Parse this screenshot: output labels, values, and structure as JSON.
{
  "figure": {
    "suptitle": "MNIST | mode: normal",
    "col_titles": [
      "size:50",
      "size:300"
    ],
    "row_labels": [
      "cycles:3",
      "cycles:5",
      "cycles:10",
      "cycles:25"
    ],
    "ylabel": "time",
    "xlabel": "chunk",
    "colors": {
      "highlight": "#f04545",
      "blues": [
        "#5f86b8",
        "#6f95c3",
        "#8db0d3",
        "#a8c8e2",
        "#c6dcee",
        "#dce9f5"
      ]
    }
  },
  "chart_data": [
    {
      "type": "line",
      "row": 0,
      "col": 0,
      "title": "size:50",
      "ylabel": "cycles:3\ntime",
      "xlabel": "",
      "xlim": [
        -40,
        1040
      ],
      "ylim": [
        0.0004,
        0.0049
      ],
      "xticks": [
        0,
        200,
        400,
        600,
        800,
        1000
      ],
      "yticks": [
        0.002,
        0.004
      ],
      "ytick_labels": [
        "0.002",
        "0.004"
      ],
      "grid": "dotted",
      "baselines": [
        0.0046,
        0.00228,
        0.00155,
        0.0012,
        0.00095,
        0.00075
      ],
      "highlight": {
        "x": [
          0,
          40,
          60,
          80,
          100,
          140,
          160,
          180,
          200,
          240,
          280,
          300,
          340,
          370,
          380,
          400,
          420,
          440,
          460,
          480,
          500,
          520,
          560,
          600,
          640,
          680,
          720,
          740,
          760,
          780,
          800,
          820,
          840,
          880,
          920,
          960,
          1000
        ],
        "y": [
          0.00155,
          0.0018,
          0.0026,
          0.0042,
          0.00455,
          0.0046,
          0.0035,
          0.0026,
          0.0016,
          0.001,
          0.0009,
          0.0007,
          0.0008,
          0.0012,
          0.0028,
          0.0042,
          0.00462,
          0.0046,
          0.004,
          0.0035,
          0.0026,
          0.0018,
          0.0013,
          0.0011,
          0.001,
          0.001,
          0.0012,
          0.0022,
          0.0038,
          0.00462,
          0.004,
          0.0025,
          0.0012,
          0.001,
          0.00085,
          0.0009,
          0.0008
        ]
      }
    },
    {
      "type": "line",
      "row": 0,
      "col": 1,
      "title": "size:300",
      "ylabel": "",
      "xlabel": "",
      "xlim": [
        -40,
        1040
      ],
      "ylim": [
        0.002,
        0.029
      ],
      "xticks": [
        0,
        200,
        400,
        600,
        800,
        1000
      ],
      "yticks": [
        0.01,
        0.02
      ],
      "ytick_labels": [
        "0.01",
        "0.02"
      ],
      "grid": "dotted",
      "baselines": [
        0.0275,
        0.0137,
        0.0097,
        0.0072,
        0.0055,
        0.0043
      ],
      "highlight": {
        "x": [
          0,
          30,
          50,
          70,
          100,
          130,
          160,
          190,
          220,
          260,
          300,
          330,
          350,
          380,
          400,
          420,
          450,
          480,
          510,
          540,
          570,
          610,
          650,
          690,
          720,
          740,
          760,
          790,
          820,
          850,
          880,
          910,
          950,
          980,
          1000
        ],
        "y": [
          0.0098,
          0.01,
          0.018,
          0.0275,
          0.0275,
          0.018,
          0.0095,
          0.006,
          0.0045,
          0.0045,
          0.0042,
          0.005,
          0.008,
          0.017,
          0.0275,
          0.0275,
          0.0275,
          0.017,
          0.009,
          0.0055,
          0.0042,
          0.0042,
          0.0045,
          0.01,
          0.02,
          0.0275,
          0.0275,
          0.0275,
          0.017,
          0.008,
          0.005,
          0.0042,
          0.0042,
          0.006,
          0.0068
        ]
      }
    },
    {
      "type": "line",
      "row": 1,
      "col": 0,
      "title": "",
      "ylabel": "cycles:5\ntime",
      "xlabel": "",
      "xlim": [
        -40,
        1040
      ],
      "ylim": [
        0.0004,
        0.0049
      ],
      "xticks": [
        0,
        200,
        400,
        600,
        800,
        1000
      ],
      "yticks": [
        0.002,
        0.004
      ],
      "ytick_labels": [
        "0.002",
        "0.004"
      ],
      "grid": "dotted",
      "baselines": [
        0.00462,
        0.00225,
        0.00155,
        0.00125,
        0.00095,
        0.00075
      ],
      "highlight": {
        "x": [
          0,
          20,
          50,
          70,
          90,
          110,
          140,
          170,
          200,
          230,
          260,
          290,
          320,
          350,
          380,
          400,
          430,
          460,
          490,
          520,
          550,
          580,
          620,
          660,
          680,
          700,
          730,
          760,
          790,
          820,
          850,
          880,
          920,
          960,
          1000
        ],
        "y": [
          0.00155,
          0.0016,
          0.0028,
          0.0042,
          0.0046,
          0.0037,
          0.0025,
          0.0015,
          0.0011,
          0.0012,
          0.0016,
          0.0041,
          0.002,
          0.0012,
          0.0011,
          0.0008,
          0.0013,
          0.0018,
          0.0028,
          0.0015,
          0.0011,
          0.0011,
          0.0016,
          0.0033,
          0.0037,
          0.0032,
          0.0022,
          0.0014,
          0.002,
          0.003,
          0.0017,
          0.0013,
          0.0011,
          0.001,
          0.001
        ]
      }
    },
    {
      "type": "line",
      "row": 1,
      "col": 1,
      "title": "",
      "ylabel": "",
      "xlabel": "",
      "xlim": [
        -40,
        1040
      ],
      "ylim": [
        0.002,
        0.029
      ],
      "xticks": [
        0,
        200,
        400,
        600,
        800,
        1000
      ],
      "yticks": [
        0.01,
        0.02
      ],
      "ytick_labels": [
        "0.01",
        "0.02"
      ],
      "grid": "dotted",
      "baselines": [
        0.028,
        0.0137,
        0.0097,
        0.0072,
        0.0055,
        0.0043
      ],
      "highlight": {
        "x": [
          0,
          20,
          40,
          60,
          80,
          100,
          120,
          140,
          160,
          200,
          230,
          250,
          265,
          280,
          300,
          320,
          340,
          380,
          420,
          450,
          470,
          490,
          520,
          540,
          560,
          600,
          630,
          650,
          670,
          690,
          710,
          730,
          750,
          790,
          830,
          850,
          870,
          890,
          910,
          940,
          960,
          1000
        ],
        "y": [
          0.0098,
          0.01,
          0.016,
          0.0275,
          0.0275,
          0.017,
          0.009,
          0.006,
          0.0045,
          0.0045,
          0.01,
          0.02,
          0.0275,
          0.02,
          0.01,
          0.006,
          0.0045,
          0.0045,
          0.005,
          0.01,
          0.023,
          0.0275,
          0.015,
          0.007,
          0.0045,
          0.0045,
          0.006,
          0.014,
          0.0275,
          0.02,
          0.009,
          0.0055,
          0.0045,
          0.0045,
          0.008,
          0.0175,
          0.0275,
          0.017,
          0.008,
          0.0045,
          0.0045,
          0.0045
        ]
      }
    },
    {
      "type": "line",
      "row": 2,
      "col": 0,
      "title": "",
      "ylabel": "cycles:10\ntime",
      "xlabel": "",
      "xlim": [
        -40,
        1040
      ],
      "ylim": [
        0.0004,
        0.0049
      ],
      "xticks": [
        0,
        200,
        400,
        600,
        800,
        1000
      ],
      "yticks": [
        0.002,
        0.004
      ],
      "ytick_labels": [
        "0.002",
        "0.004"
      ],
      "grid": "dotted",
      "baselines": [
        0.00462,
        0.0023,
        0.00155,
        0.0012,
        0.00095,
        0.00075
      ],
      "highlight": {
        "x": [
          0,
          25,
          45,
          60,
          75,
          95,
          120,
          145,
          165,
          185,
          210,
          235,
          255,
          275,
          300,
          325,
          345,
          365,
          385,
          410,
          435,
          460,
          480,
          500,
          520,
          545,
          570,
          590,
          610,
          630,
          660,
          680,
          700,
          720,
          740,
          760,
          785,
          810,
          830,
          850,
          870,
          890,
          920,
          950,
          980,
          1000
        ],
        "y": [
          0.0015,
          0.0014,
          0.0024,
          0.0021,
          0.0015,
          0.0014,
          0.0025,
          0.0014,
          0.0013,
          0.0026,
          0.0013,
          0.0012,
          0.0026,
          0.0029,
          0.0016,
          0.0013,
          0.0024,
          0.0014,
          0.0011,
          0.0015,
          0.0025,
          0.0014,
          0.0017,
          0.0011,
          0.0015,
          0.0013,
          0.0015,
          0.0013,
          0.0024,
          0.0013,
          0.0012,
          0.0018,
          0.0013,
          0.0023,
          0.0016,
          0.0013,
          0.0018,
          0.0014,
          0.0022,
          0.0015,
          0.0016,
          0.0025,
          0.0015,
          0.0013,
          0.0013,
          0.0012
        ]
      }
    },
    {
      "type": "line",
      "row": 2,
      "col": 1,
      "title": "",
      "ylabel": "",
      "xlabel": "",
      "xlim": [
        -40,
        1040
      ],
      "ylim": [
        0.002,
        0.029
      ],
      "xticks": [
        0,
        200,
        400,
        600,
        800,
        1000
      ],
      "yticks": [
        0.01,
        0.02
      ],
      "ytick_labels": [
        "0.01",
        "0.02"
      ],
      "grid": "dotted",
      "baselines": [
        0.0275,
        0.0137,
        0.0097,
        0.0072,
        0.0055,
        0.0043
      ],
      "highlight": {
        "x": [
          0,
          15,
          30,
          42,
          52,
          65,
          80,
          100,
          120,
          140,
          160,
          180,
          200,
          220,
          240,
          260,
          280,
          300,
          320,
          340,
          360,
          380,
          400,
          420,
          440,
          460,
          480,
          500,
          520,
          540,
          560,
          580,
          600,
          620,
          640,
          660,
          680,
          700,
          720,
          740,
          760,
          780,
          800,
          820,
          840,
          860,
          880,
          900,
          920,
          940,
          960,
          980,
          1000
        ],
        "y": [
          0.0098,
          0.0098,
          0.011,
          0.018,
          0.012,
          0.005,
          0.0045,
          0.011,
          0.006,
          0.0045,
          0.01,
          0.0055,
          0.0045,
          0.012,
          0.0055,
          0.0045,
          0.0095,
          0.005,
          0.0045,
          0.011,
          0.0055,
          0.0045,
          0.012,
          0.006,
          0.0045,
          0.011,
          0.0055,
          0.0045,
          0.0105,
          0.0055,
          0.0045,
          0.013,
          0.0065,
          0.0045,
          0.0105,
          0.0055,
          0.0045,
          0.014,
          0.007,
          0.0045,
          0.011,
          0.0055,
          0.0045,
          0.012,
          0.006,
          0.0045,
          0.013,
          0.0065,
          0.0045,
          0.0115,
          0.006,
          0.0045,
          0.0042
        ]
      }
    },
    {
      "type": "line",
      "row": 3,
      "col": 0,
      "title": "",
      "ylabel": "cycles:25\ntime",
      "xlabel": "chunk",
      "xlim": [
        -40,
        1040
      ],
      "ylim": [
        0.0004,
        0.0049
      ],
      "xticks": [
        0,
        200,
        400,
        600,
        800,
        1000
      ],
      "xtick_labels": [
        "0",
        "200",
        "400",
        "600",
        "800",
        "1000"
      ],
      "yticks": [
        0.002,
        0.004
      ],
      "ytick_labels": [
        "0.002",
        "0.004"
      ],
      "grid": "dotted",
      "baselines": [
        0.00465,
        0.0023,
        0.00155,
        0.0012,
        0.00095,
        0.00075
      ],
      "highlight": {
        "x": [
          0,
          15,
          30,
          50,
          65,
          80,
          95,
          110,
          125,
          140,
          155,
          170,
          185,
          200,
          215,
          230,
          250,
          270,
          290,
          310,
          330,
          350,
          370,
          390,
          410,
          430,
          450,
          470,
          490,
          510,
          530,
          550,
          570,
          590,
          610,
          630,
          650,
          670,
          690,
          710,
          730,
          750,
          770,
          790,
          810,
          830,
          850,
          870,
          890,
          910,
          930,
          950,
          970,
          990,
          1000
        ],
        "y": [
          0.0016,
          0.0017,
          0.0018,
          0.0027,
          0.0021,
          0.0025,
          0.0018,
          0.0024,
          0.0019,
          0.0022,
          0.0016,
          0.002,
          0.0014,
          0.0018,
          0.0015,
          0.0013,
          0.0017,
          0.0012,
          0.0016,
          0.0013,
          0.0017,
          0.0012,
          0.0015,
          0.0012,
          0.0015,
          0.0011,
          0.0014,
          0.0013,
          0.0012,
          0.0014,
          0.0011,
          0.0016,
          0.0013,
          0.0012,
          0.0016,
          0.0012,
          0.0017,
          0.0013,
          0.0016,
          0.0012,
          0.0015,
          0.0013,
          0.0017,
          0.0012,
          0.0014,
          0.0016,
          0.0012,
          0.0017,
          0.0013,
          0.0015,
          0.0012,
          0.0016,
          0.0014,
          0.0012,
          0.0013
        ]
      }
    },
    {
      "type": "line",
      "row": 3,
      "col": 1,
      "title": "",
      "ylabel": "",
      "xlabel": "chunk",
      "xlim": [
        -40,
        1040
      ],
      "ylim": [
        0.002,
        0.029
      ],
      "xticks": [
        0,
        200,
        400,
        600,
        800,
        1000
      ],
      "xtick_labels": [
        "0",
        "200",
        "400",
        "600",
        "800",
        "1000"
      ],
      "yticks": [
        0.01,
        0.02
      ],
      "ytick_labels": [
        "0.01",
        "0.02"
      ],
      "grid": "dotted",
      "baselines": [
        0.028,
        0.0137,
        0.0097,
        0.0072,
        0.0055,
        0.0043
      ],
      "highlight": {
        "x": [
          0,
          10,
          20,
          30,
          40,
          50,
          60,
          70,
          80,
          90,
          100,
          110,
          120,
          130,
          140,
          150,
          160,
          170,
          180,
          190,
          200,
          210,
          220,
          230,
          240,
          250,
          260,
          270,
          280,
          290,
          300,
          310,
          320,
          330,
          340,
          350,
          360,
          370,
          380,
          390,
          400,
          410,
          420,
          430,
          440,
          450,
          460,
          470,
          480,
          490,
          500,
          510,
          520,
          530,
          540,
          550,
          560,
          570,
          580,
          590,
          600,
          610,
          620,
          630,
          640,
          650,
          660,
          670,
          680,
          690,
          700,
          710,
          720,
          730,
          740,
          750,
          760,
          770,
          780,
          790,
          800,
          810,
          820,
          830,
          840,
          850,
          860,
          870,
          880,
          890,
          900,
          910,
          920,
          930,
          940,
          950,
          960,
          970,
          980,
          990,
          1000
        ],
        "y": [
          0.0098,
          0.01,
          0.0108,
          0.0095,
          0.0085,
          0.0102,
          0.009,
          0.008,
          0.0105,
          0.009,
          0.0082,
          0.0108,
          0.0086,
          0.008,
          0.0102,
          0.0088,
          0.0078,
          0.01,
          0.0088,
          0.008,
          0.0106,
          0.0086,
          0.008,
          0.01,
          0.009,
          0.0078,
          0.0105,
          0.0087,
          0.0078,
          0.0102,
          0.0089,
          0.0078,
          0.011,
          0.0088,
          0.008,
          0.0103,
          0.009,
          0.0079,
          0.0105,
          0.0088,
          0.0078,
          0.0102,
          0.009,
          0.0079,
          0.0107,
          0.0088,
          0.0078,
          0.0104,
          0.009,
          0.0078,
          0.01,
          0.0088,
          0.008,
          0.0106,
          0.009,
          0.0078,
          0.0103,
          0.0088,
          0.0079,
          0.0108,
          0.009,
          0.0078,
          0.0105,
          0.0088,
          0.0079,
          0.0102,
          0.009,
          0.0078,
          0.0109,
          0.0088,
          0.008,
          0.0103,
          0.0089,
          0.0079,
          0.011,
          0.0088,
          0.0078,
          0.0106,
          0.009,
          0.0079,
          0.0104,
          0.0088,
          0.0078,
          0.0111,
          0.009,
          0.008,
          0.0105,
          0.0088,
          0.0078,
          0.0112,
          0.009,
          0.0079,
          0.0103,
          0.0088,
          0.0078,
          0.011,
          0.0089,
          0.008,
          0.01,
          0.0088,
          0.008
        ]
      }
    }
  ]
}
^^^^
SET TASK
Report the number of lines in the listing where the string "ntime" appears, and nothing besides.

SOLUTION FOR THIS EXERCISE
4